> _TASK INSTRUCTIONS_
Filter the records for lines holding the string "Actual".

> _DATASET CONTENT_
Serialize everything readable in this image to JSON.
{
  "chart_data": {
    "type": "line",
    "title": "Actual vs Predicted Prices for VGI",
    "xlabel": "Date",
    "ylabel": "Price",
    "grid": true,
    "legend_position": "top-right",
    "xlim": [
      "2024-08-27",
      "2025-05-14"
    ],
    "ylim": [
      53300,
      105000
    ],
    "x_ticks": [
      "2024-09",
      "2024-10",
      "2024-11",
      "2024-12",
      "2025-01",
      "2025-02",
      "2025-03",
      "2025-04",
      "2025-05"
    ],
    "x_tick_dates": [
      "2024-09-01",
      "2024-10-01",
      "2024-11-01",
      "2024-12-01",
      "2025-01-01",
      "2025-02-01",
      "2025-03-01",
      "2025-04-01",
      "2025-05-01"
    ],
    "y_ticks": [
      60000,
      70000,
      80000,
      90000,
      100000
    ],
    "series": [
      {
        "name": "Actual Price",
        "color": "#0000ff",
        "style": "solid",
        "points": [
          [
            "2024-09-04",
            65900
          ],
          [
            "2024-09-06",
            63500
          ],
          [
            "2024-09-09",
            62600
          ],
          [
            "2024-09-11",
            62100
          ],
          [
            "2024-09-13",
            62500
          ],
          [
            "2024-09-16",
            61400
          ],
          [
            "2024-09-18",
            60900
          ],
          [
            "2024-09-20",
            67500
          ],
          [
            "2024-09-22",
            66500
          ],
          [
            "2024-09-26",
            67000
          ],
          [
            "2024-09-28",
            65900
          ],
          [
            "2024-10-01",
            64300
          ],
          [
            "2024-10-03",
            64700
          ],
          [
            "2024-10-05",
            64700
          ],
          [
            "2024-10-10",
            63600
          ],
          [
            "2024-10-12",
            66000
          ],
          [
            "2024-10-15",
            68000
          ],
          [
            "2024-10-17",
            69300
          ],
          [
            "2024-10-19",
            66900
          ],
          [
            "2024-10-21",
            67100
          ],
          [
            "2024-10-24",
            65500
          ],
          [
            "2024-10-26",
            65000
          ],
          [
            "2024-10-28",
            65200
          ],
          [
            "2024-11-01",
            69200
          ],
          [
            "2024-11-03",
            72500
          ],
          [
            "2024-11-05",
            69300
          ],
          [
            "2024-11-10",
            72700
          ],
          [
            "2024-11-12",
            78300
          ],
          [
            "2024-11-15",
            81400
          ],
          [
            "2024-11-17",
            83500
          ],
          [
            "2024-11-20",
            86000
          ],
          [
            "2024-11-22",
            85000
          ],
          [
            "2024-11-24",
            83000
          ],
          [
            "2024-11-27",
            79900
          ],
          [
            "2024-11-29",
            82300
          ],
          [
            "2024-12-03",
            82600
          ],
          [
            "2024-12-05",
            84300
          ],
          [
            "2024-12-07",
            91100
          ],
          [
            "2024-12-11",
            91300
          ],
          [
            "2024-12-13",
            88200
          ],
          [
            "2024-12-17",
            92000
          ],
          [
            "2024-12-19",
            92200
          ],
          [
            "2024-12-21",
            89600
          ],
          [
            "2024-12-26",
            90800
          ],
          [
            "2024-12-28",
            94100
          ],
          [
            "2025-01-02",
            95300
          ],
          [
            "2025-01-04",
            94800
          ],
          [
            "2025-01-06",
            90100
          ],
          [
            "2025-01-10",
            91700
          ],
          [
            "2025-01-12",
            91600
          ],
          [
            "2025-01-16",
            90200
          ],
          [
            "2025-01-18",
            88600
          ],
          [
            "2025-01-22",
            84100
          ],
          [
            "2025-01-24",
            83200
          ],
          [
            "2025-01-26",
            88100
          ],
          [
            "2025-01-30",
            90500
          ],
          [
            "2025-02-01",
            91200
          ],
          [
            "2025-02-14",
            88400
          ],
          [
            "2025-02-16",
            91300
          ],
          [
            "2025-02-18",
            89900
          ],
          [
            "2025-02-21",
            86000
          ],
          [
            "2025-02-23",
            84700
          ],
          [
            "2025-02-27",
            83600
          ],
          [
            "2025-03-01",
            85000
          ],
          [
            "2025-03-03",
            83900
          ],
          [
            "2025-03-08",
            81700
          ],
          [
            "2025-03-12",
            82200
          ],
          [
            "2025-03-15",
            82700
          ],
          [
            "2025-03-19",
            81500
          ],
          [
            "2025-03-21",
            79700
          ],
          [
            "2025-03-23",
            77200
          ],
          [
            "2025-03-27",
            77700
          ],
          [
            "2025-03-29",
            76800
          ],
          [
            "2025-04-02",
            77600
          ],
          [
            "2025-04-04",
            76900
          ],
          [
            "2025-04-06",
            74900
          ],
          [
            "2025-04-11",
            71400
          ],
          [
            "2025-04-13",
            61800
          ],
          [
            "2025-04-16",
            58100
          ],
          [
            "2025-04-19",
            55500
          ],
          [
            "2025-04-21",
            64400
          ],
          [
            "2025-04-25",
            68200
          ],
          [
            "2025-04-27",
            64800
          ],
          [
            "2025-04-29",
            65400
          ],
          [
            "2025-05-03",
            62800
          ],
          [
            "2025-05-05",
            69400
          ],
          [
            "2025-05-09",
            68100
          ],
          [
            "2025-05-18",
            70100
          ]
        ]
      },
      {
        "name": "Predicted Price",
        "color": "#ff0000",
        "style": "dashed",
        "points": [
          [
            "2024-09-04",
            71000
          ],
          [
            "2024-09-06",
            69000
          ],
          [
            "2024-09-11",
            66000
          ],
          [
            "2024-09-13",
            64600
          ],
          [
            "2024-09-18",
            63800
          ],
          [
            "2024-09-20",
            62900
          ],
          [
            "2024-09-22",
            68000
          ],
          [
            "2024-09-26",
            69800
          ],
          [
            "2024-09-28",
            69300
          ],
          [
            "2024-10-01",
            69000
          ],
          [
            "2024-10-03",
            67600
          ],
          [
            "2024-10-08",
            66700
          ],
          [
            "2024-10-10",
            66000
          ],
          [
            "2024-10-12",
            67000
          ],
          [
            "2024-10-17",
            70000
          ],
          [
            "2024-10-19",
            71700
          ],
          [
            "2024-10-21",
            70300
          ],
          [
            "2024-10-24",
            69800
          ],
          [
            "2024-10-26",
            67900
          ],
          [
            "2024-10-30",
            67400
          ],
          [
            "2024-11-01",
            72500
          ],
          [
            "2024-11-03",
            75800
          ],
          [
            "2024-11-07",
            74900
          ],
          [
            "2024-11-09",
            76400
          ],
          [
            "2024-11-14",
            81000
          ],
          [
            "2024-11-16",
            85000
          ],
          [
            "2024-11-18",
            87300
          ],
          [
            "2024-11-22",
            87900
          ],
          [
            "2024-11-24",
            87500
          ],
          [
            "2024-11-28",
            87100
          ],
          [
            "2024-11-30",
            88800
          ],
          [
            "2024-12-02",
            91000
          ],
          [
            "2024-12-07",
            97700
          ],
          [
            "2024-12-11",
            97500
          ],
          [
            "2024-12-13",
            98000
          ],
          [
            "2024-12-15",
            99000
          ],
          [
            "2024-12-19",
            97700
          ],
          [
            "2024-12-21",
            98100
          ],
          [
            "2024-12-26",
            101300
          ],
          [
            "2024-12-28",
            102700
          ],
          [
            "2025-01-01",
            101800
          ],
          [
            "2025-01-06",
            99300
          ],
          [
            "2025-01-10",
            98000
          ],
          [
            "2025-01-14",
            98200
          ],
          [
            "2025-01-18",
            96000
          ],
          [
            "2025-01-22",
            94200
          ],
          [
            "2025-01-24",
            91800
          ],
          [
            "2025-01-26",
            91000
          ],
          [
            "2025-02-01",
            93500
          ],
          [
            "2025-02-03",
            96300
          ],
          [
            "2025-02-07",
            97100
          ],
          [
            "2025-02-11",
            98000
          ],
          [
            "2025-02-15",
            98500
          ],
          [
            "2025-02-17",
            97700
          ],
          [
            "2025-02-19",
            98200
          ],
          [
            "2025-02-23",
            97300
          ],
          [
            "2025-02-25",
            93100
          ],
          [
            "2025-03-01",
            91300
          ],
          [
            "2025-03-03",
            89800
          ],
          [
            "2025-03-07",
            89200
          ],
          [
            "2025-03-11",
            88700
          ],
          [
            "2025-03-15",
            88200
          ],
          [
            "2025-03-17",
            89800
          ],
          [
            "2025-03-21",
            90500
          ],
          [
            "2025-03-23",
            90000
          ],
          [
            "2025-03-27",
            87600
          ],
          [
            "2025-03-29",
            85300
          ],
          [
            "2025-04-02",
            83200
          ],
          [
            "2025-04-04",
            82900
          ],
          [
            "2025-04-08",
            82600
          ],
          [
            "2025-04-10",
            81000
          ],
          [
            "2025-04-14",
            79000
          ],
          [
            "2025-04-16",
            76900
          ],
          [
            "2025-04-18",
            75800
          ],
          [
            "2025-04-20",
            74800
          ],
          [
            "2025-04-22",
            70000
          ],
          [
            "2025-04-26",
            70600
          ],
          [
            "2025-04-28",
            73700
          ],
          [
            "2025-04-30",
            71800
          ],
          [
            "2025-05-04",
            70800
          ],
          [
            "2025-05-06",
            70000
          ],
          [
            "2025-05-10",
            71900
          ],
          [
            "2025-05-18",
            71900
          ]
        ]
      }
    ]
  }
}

> _RESULT FOR THIS EXERCISE_
    "title": "Actual vs Predicted Prices for VGI",
        "name": "Actual Price",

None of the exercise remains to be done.